=== TO BE DONE ===
Which lines of the records contain "value"? Collect every one of them.

** start DATA SHOWN **

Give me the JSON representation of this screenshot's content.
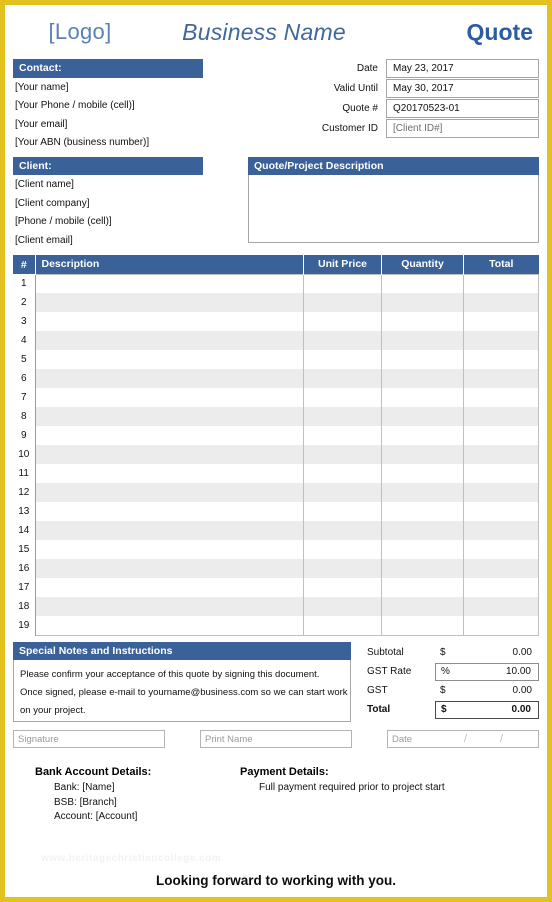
{
  "colors": {
    "border": "#e3c11e",
    "band": "#3a6198",
    "title": "#2c5ca5",
    "business_name": "#41689e",
    "logo": "#5b81b5",
    "row_stripe": "#ececec"
  },
  "header": {
    "logo": "[Logo]",
    "business_name": "Business Name",
    "doc_title": "Quote"
  },
  "contact": {
    "heading": "Contact:",
    "lines": [
      "[Your name]",
      "[Your Phone / mobile (cell)]",
      "[Your email]",
      "[Your ABN (business number)]"
    ]
  },
  "client": {
    "heading": "Client:",
    "lines": [
      "[Client name]",
      "[Client company]",
      "[Phone / mobile (cell)]",
      "[Client email]"
    ]
  },
  "meta": [
    {
      "label": "Date",
      "value": "May 23, 2017",
      "placeholder": false
    },
    {
      "label": "Valid Until",
      "value": "May 30, 2017",
      "placeholder": false
    },
    {
      "label": "Quote #",
      "value": "Q20170523-01",
      "placeholder": false
    },
    {
      "label": "Customer ID",
      "value": "[Client ID#]",
      "placeholder": true
    }
  ],
  "description": {
    "heading": "Quote/Project Description",
    "value": ""
  },
  "items": {
    "columns": [
      "#",
      "Description",
      "Unit Price",
      "Quantity",
      "Total"
    ],
    "rows": [
      {
        "n": "1",
        "description": "",
        "unit_price": "",
        "quantity": "",
        "total": ""
      },
      {
        "n": "2",
        "description": "",
        "unit_price": "",
        "quantity": "",
        "total": ""
      },
      {
        "n": "3",
        "description": "",
        "unit_price": "",
        "quantity": "",
        "total": ""
      },
      {
        "n": "4",
        "description": "",
        "unit_price": "",
        "quantity": "",
        "total": ""
      },
      {
        "n": "5",
        "description": "",
        "unit_price": "",
        "quantity": "",
        "total": ""
      },
      {
        "n": "6",
        "description": "",
        "unit_price": "",
        "quantity": "",
        "total": ""
      },
      {
        "n": "7",
        "description": "",
        "unit_price": "",
        "quantity": "",
        "total": ""
      },
      {
        "n": "8",
        "description": "",
        "unit_price": "",
        "quantity": "",
        "total": ""
      },
      {
        "n": "9",
        "description": "",
        "unit_price": "",
        "quantity": "",
        "total": ""
      },
      {
        "n": "10",
        "description": "",
        "unit_price": "",
        "quantity": "",
        "total": ""
      },
      {
        "n": "11",
        "description": "",
        "unit_price": "",
        "quantity": "",
        "total": ""
      },
      {
        "n": "12",
        "description": "",
        "unit_price": "",
        "quantity": "",
        "total": ""
      },
      {
        "n": "13",
        "description": "",
        "unit_price": "",
        "quantity": "",
        "total": ""
      },
      {
        "n": "14",
        "description": "",
        "unit_price": "",
        "quantity": "",
        "total": ""
      },
      {
        "n": "15",
        "description": "",
        "unit_price": "",
        "quantity": "",
        "total": ""
      },
      {
        "n": "16",
        "description": "",
        "unit_price": "",
        "quantity": "",
        "total": ""
      },
      {
        "n": "17",
        "description": "",
        "unit_price": "",
        "quantity": "",
        "total": ""
      },
      {
        "n": "18",
        "description": "",
        "unit_price": "",
        "quantity": "",
        "total": ""
      },
      {
        "n": "19",
        "description": "",
        "unit_price": "",
        "quantity": "",
        "total": ""
      }
    ]
  },
  "notes": {
    "heading": "Special Notes and Instructions",
    "lines": [
      "Please confirm your acceptance of this quote by signing this document.",
      "Once signed, please e-mail to yourname@business.com so we can start work",
      "on your project."
    ]
  },
  "totals": [
    {
      "label": "Subtotal",
      "symbol": "$",
      "amount": "0.00",
      "boxed": false,
      "grand": false
    },
    {
      "label": "GST Rate",
      "symbol": "%",
      "amount": "10.00",
      "boxed": true,
      "grand": false
    },
    {
      "label": "GST",
      "symbol": "$",
      "amount": "0.00",
      "boxed": false,
      "grand": false
    },
    {
      "label": "Total",
      "symbol": "$",
      "amount": "0.00",
      "boxed": false,
      "grand": true
    }
  ],
  "signature": {
    "signature_placeholder": "Signature",
    "print_name_placeholder": "Print Name",
    "date_placeholder": "Date",
    "slash": "/"
  },
  "bank": {
    "heading": "Bank Account Details:",
    "lines": [
      "Bank: [Name]",
      "BSB: [Branch]",
      "Account: [Account]"
    ]
  },
  "payment": {
    "heading": "Payment Details:",
    "lines": [
      "Full payment required prior to project start"
    ]
  },
  "watermark": "www.heritagechristiancollege.com",
  "footer_message": "Looking forward to working with you."
}
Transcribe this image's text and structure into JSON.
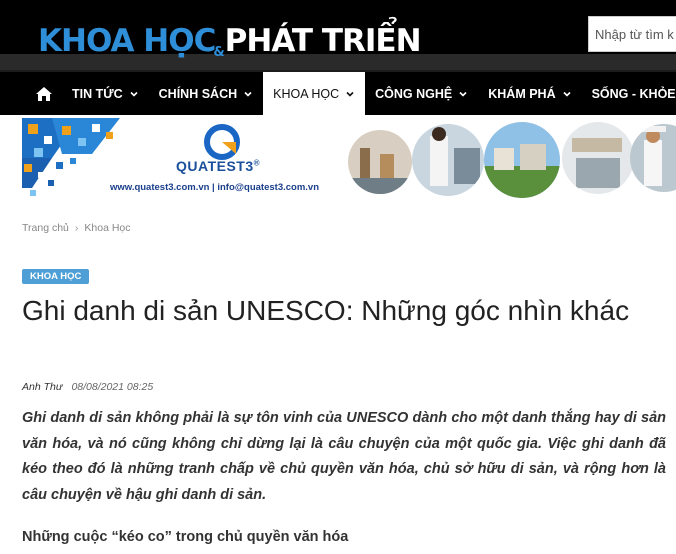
{
  "header": {
    "logo_part1": "KHOA HỌC",
    "logo_amp": "&",
    "logo_part2": "PHÁT TRIỂN",
    "search_placeholder": "Nhập từ tìm k"
  },
  "nav": {
    "items": [
      {
        "label": "TIN TỨC",
        "has_dropdown": true
      },
      {
        "label": "CHÍNH SÁCH",
        "has_dropdown": true
      },
      {
        "label": "KHOA HỌC",
        "has_dropdown": true,
        "active": true
      },
      {
        "label": "CÔNG NGHỆ",
        "has_dropdown": true
      },
      {
        "label": "KHÁM PHÁ",
        "has_dropdown": true
      },
      {
        "label": "SỐNG - KHỎE",
        "has_dropdown": false
      }
    ]
  },
  "banner": {
    "brand_name": "QUATEST3",
    "brand_mark": "®",
    "contact": "www.quatest3.com.vn | info@quatest3.com.vn"
  },
  "breadcrumb": {
    "home": "Trang chủ",
    "separator": "›",
    "current": "Khoa Học"
  },
  "article": {
    "category": "KHOA HỌC",
    "title": "Ghi danh di sản UNESCO: Những góc nhìn khác",
    "author": "Anh Thư",
    "date": "08/08/2021 08:25",
    "lead": "Ghi danh di sản không phải là sự tôn vinh của UNESCO dành cho một danh thắng hay di sản văn hóa, và nó cũng không chỉ dừng lại là câu chuyện của một quốc gia. Việc ghi danh đã kéo theo đó là những tranh chấp về chủ quyền văn hóa, chủ sở hữu di sản, và rộng hơn là câu chuyện về hậu ghi danh di sản.",
    "subheading": "Những cuộc “kéo co” trong chủ quyền văn hóa"
  },
  "colors": {
    "header_bg": "#000000",
    "logo_blue": "#2e8fd8",
    "badge_blue": "#4e9fd6",
    "brand_blue": "#1a4f9c"
  },
  "icons": {
    "home": "home-icon",
    "dropdown": "chevron-down-icon"
  }
}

** end DATA SHOWN **

=== OUTPUT FOR THIS TASK ===
      "value": "May 23, 2017",
      "value": "May 30, 2017",
      "value": "Q20170523-01",
      "value": "[Client ID#]",
    "value": ""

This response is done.